What to do: Go through the entries one line at a time, and gather every line that has the word "type".

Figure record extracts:
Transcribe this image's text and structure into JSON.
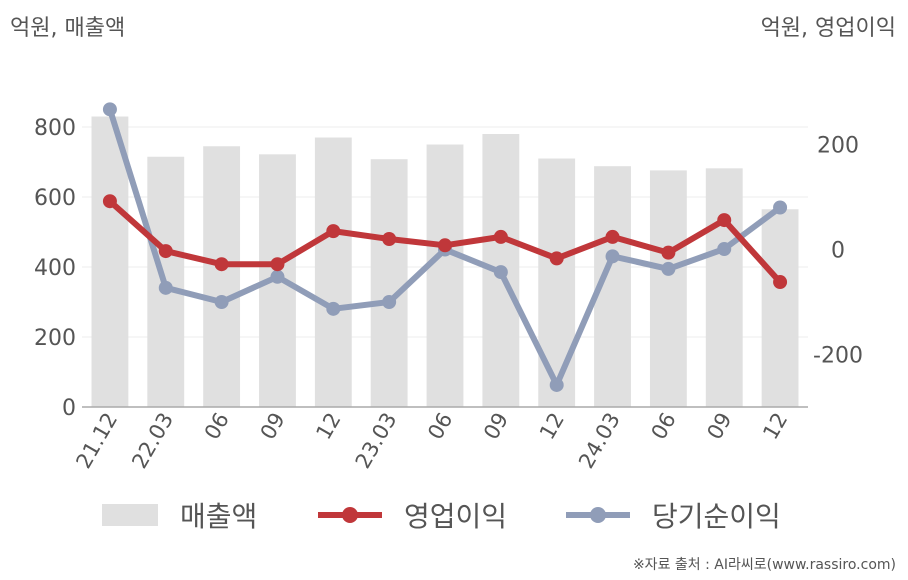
{
  "left_unit": "억원, 매출액",
  "right_unit": "억원, 영업이익",
  "source": "※자료 출처 : AI라씨로(www.rassiro.com)",
  "colors": {
    "revenue": "#e0e0e0",
    "operating_profit": "#c0373a",
    "net_income": "#909db8",
    "grid": "#ececec",
    "axis": "#aaaaaa"
  },
  "chart_data": {
    "type": "bar",
    "categories": [
      "21.12",
      "22.03",
      "06",
      "09",
      "12",
      "23.03",
      "06",
      "09",
      "12",
      "24.03",
      "06",
      "09",
      "12"
    ],
    "y_left": {
      "ticks": [
        "0",
        "200",
        "400",
        "600",
        "800"
      ],
      "ylim": [
        0,
        900
      ]
    },
    "y_right": {
      "ticks": [
        "-200",
        "0",
        "200"
      ],
      "ylim": [
        -300,
        300
      ]
    },
    "series": [
      {
        "name": "매출액",
        "type": "bar",
        "axis": "left",
        "values": [
          830,
          715,
          745,
          722,
          770,
          708,
          750,
          780,
          710,
          688,
          676,
          682,
          565
        ]
      },
      {
        "name": "영업이익",
        "type": "line",
        "axis": "right",
        "values": [
          92,
          -3,
          -28,
          -28,
          35,
          20,
          8,
          24,
          -17,
          24,
          -6,
          56,
          -62
        ]
      },
      {
        "name": "당기순이익",
        "type": "line",
        "axis": "right",
        "values": [
          267,
          -73,
          -100,
          -52,
          -113,
          -100,
          0,
          -43,
          -258,
          -13,
          -37,
          1,
          80
        ]
      }
    ],
    "grid": true,
    "legend": "bottom"
  }
}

Response below:
    "type": "bar",
        "type": "bar",
        "type": "line",
        "type": "line",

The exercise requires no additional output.